-- Start Information provided --
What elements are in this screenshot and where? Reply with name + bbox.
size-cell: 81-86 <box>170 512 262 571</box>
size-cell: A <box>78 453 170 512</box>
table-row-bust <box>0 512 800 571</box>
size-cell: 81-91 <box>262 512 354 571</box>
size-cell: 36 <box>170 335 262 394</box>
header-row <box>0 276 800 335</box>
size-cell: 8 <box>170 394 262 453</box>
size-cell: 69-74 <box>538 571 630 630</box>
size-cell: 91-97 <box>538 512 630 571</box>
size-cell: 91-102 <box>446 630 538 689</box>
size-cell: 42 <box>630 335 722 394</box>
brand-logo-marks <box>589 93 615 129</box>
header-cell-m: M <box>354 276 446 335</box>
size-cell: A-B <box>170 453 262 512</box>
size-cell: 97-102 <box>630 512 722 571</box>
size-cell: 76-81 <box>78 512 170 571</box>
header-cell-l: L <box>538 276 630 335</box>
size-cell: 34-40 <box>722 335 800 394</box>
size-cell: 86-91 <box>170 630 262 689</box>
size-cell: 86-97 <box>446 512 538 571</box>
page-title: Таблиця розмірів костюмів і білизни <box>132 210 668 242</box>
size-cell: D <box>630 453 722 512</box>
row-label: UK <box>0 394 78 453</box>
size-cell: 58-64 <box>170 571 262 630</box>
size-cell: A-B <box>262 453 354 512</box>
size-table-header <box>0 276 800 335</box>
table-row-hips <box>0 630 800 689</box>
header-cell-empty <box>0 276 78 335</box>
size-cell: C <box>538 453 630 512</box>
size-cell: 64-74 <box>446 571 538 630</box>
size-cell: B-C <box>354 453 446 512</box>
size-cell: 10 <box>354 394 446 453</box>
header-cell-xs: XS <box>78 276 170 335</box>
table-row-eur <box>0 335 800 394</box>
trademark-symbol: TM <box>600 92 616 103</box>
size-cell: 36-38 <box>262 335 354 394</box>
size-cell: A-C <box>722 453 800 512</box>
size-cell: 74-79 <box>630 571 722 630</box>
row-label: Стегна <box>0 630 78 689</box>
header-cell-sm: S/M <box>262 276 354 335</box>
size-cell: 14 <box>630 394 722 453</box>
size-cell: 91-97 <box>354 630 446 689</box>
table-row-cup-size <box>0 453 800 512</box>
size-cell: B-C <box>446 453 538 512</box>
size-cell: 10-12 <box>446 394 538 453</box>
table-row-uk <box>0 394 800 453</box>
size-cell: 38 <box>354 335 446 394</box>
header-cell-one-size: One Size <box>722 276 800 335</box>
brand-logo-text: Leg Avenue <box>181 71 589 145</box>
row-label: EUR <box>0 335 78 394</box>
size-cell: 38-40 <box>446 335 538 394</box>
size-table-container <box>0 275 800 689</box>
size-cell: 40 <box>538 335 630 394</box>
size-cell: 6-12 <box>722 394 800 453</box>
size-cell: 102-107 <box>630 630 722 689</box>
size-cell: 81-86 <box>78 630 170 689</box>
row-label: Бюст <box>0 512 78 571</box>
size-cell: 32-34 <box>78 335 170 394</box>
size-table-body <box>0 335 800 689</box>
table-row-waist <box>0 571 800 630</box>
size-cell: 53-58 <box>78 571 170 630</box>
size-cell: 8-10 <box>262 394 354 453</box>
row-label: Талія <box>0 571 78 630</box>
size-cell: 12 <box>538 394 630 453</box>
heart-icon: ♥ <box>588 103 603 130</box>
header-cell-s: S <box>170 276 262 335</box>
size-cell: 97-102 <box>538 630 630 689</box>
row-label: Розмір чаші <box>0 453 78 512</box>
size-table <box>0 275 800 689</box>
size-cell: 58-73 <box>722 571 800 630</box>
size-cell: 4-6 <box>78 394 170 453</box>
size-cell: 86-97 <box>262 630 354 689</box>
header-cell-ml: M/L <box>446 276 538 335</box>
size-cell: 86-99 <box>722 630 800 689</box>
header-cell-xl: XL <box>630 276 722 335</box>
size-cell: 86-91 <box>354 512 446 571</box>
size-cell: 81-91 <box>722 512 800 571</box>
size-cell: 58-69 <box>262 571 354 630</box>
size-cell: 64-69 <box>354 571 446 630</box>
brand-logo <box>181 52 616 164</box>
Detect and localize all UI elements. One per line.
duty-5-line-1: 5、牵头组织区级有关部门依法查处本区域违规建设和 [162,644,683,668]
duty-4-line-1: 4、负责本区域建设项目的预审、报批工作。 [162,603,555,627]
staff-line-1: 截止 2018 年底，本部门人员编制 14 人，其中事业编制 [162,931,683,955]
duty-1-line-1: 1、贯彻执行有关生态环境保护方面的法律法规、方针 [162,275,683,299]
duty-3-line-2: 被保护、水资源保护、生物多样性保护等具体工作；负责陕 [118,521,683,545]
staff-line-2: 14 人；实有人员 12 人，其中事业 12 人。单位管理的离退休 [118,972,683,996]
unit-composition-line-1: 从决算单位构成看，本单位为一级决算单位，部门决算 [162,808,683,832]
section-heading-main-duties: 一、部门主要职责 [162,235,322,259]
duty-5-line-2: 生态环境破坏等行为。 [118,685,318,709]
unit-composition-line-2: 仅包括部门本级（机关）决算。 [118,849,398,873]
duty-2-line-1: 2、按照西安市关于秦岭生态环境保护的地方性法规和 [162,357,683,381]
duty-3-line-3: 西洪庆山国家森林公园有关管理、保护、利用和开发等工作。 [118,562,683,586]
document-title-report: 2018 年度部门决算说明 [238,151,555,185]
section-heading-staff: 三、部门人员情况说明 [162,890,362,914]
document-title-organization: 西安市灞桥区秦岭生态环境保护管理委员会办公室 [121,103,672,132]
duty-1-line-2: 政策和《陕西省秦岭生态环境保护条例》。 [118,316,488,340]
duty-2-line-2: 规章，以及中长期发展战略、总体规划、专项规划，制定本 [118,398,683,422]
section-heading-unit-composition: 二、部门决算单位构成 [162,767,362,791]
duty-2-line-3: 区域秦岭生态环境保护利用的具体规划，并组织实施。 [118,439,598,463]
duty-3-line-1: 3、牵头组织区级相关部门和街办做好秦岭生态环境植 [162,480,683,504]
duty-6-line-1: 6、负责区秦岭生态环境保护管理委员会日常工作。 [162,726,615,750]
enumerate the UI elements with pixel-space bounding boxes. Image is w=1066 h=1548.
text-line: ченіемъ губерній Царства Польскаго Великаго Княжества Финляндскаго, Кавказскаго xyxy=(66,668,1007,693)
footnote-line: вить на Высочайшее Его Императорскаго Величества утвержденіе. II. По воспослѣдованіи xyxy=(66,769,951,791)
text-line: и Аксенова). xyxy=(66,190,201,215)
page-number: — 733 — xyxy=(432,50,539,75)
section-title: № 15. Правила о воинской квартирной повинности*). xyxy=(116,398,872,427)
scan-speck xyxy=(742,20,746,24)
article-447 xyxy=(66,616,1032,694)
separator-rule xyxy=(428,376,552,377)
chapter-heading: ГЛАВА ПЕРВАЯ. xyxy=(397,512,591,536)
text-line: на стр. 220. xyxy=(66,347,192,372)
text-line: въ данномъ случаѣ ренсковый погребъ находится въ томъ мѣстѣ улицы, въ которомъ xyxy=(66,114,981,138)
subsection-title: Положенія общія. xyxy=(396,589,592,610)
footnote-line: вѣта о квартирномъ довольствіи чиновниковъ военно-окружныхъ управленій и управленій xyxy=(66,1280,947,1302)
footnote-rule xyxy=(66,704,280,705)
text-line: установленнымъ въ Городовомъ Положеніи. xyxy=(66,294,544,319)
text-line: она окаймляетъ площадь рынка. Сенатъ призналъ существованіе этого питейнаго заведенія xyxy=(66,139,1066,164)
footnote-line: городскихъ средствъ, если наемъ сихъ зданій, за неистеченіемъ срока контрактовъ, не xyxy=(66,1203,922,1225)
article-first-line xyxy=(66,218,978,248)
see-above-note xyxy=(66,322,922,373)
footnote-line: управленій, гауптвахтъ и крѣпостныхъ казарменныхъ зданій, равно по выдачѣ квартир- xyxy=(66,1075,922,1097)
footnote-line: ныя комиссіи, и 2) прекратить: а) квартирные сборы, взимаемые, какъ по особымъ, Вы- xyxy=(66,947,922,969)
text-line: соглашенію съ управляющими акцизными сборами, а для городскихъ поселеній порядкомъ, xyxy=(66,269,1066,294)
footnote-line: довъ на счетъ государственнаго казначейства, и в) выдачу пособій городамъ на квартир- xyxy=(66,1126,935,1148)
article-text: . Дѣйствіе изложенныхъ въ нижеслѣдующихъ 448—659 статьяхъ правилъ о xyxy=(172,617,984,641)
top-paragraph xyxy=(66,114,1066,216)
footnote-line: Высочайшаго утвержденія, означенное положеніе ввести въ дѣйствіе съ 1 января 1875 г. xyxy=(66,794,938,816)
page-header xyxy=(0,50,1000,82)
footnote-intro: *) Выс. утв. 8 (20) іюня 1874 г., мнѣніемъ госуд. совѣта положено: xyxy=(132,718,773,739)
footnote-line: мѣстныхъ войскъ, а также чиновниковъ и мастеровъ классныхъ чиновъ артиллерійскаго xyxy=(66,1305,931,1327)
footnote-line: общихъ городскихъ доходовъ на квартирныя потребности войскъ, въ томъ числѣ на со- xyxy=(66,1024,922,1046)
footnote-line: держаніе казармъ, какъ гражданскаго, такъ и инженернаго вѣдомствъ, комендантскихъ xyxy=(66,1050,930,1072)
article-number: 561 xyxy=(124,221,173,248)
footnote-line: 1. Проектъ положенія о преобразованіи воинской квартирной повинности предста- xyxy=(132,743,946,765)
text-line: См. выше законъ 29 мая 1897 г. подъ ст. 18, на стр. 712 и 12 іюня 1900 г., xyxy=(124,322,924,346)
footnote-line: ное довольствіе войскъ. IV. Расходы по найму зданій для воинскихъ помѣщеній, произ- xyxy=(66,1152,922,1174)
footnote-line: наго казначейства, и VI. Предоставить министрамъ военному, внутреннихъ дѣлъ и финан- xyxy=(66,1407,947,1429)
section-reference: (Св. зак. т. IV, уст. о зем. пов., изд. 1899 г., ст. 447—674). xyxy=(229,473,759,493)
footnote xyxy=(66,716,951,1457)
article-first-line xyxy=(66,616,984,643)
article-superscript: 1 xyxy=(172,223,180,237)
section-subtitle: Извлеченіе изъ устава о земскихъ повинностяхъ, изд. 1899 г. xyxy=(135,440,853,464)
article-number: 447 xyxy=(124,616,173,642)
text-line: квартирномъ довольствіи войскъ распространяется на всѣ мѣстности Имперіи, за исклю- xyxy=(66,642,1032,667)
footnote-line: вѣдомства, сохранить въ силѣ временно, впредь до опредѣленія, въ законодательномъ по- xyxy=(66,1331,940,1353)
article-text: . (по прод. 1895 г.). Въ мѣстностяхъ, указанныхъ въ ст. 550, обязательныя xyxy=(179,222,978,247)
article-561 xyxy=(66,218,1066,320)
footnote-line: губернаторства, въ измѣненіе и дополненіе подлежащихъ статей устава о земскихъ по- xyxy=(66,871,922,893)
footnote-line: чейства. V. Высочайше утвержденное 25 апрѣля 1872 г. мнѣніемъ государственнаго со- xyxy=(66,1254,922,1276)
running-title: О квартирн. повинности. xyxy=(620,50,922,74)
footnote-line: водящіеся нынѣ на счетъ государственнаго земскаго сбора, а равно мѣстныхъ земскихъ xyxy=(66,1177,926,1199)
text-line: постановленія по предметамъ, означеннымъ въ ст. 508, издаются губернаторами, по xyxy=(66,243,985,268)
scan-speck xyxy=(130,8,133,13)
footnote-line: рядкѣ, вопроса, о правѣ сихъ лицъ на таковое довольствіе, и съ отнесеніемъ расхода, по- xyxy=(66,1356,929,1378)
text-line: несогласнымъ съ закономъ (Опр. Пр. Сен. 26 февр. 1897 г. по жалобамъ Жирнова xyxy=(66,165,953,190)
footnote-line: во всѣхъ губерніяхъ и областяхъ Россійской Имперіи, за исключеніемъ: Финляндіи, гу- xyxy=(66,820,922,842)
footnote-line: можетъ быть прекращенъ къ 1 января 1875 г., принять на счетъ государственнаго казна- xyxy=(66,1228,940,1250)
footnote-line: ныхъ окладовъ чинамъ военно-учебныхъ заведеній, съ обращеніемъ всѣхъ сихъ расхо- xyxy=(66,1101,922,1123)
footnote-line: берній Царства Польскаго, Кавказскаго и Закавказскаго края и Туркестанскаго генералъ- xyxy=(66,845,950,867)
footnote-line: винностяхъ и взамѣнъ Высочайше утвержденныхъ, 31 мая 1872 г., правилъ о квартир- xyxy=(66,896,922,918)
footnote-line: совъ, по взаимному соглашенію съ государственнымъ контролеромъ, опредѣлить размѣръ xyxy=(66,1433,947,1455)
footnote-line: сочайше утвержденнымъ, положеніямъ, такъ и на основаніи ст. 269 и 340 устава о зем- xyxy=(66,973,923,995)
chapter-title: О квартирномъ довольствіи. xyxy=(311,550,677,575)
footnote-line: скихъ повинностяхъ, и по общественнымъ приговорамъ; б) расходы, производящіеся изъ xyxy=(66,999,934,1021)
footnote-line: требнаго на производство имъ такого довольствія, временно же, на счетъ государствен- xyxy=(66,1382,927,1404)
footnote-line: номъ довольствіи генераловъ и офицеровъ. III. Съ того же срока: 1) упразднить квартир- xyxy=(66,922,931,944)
-- End Information provided --
Rewrite the rows from the first one through the line with "size-cell: 69-74 <box>538 571 630 630</box>", inclusive, replacing "bbox" with "bounding box" and keeping everything else unchanged.

* _The completed task_:
What elements are in this screenshot and where? Reply with name + bounding box.
size-cell: 81-86 <box>170 512 262 571</box>
size-cell: A <box>78 453 170 512</box>
table-row-bust <box>0 512 800 571</box>
size-cell: 81-91 <box>262 512 354 571</box>
size-cell: 36 <box>170 335 262 394</box>
header-row <box>0 276 800 335</box>
size-cell: 8 <box>170 394 262 453</box>
size-cell: 69-74 <box>538 571 630 630</box>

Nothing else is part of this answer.